▶ [WHAT YOU NEED TO DO]:
Every record below should be printed exactly as it appears.

▶ [INFORMATION SUPPLIED]:
>>

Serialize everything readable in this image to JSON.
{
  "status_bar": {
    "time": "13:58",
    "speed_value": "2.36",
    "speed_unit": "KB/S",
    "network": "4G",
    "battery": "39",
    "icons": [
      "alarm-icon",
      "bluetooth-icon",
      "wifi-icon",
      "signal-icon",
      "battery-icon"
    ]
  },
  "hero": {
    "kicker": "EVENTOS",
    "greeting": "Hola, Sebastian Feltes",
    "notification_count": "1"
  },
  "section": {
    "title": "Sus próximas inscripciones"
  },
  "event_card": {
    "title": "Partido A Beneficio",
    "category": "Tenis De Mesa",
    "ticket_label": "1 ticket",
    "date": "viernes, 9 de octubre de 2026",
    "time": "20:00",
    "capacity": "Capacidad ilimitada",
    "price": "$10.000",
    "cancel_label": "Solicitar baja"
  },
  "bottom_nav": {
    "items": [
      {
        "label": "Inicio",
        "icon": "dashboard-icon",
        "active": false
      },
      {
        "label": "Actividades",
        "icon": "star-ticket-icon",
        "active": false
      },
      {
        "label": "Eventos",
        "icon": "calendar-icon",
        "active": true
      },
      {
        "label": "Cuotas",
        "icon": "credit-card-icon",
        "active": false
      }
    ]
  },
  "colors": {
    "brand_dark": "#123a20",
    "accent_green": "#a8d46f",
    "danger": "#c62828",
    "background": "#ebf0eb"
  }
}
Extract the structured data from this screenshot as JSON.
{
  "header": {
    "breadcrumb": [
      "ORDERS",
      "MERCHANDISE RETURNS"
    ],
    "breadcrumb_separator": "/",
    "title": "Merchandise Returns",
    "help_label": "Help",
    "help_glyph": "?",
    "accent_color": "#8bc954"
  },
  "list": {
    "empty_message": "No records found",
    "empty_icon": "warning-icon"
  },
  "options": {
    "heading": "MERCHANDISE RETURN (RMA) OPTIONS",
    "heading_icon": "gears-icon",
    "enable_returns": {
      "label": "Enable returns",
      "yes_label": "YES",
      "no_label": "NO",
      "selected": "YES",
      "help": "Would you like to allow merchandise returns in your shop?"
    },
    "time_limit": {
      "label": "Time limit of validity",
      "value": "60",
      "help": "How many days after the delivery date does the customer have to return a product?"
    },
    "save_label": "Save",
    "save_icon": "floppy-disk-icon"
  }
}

<<

▶ [RIGHT ANSWER]:
Serialize everything readable in this image to JSON.
{
  "status_bar": {
    "time": "13:58",
    "speed_value": "2.36",
    "speed_unit": "KB/S",
    "network": "4G",
    "battery": "39",
    "icons": [
      "alarm-icon",
      "bluetooth-icon",
      "wifi-icon",
      "signal-icon",
      "battery-icon"
    ]
  },
  "hero": {
    "kicker": "EVENTOS",
    "greeting": "Hola, Sebastian Feltes",
    "notification_count": "1"
  },
  "section": {
    "title": "Sus próximas inscripciones"
  },
  "event_card": {
    "title": "Partido A Beneficio",
    "category": "Tenis De Mesa",
    "ticket_label": "1 ticket",
    "date": "viernes, 9 de octubre de 2026",
    "time": "20:00",
    "capacity": "Capacidad ilimitada",
    "price": "$10.000",
    "cancel_label": "Solicitar baja"
  },
  "bottom_nav": {
    "items": [
      {
        "label": "Inicio",
        "icon": "dashboard-icon",
        "active": false
      },
      {
        "label": "Actividades",
        "icon": "star-ticket-icon",
        "active": false
      },
      {
        "label": "Eventos",
        "icon": "calendar-icon",
        "active": true
      },
      {
        "label": "Cuotas",
        "icon": "credit-card-icon",
        "active": false
      }
    ]
  },
  "colors": {
    "brand_dark": "#123a20",
    "accent_green": "#a8d46f",
    "danger": "#c62828",
    "background": "#ebf0eb"
  }
}
Extract the structured data from this screenshot as JSON.
{
  "header": {
    "breadcrumb": [
      "ORDERS",
      "MERCHANDISE RETURNS"
    ],
    "breadcrumb_separator": "/",
    "title": "Merchandise Returns",
    "help_label": "Help",
    "help_glyph": "?",
    "accent_color": "#8bc954"
  },
  "list": {
    "empty_message": "No records found",
    "empty_icon": "warning-icon"
  },
  "options": {
    "heading": "MERCHANDISE RETURN (RMA) OPTIONS",
    "heading_icon": "gears-icon",
    "enable_returns": {
      "label": "Enable returns",
      "yes_label": "YES",
      "no_label": "NO",
      "selected": "YES",
      "help": "Would you like to allow merchandise returns in your shop?"
    },
    "time_limit": {
      "label": "Time limit of validity",
      "value": "60",
      "help": "How many days after the delivery date does the customer have to return a product?"
    },
    "save_label": "Save",
    "save_icon": "floppy-disk-icon"
  }
}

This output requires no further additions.